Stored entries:
══════════

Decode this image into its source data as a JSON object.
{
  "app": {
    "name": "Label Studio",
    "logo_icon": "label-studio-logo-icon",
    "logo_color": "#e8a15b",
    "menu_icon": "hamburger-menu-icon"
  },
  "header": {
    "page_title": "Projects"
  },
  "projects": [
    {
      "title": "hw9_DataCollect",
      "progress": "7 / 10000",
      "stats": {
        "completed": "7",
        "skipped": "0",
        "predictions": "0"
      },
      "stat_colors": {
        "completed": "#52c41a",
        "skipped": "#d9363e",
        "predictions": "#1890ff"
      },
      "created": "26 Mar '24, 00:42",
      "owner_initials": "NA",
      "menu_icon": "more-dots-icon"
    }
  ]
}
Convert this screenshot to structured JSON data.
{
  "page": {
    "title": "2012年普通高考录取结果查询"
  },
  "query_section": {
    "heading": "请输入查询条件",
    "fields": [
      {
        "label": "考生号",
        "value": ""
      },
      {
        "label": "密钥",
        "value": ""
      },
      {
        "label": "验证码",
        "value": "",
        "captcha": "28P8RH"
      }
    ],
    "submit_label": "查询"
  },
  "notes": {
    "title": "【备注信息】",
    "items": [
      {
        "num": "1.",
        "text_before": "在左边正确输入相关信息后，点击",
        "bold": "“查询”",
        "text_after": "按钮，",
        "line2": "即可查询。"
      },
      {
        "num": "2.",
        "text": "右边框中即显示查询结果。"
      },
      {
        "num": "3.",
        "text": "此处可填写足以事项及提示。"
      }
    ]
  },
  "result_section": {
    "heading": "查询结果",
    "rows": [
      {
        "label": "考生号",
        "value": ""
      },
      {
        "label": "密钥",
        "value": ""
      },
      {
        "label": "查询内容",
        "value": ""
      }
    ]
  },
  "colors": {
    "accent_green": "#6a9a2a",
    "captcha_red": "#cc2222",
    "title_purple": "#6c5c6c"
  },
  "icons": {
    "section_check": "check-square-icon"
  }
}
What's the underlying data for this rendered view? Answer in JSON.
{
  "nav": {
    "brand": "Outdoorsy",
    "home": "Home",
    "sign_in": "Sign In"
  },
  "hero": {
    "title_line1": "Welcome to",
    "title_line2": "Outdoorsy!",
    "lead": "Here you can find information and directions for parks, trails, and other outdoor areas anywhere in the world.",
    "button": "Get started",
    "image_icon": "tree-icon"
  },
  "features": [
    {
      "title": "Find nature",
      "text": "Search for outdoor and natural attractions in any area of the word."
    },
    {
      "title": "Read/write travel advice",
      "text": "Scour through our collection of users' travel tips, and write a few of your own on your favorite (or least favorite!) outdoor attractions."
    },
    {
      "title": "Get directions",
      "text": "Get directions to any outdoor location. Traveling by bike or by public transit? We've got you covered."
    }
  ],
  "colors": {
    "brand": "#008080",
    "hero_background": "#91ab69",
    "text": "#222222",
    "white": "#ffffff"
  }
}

══════════

■ **GOAL OF THE EXERCISE**
Write out the records above again, keeping each one identical to the original.

■ **OUTPUT FOR THIS TASK**
Decode this image into its source data as a JSON object.
{
  "app": {
    "name": "Label Studio",
    "logo_icon": "label-studio-logo-icon",
    "logo_color": "#e8a15b",
    "menu_icon": "hamburger-menu-icon"
  },
  "header": {
    "page_title": "Projects"
  },
  "projects": [
    {
      "title": "hw9_DataCollect",
      "progress": "7 / 10000",
      "stats": {
        "completed": "7",
        "skipped": "0",
        "predictions": "0"
      },
      "stat_colors": {
        "completed": "#52c41a",
        "skipped": "#d9363e",
        "predictions": "#1890ff"
      },
      "created": "26 Mar '24, 00:42",
      "owner_initials": "NA",
      "menu_icon": "more-dots-icon"
    }
  ]
}
Convert this screenshot to structured JSON data.
{
  "page": {
    "title": "2012年普通高考录取结果查询"
  },
  "query_section": {
    "heading": "请输入查询条件",
    "fields": [
      {
        "label": "考生号",
        "value": ""
      },
      {
        "label": "密钥",
        "value": ""
      },
      {
        "label": "验证码",
        "value": "",
        "captcha": "28P8RH"
      }
    ],
    "submit_label": "查询"
  },
  "notes": {
    "title": "【备注信息】",
    "items": [
      {
        "num": "1.",
        "text_before": "在左边正确输入相关信息后，点击",
        "bold": "“查询”",
        "text_after": "按钮，",
        "line2": "即可查询。"
      },
      {
        "num": "2.",
        "text": "右边框中即显示查询结果。"
      },
      {
        "num": "3.",
        "text": "此处可填写足以事项及提示。"
      }
    ]
  },
  "result_section": {
    "heading": "查询结果",
    "rows": [
      {
        "label": "考生号",
        "value": ""
      },
      {
        "label": "密钥",
        "value": ""
      },
      {
        "label": "查询内容",
        "value": ""
      }
    ]
  },
  "colors": {
    "accent_green": "#6a9a2a",
    "captcha_red": "#cc2222",
    "title_purple": "#6c5c6c"
  },
  "icons": {
    "section_check": "check-square-icon"
  }
}
What's the underlying data for this rendered view? Answer in JSON.
{
  "nav": {
    "brand": "Outdoorsy",
    "home": "Home",
    "sign_in": "Sign In"
  },
  "hero": {
    "title_line1": "Welcome to",
    "title_line2": "Outdoorsy!",
    "lead": "Here you can find information and directions for parks, trails, and other outdoor areas anywhere in the world.",
    "button": "Get started",
    "image_icon": "tree-icon"
  },
  "features": [
    {
      "title": "Find nature",
      "text": "Search for outdoor and natural attractions in any area of the word."
    },
    {
      "title": "Read/write travel advice",
      "text": "Scour through our collection of users' travel tips, and write a few of your own on your favorite (or least favorite!) outdoor attractions."
    },
    {
      "title": "Get directions",
      "text": "Get directions to any outdoor location. Traveling by bike or by public transit? We've got you covered."
    }
  ],
  "colors": {
    "brand": "#008080",
    "hero_background": "#91ab69",
    "text": "#222222",
    "white": "#ffffff"
  }
}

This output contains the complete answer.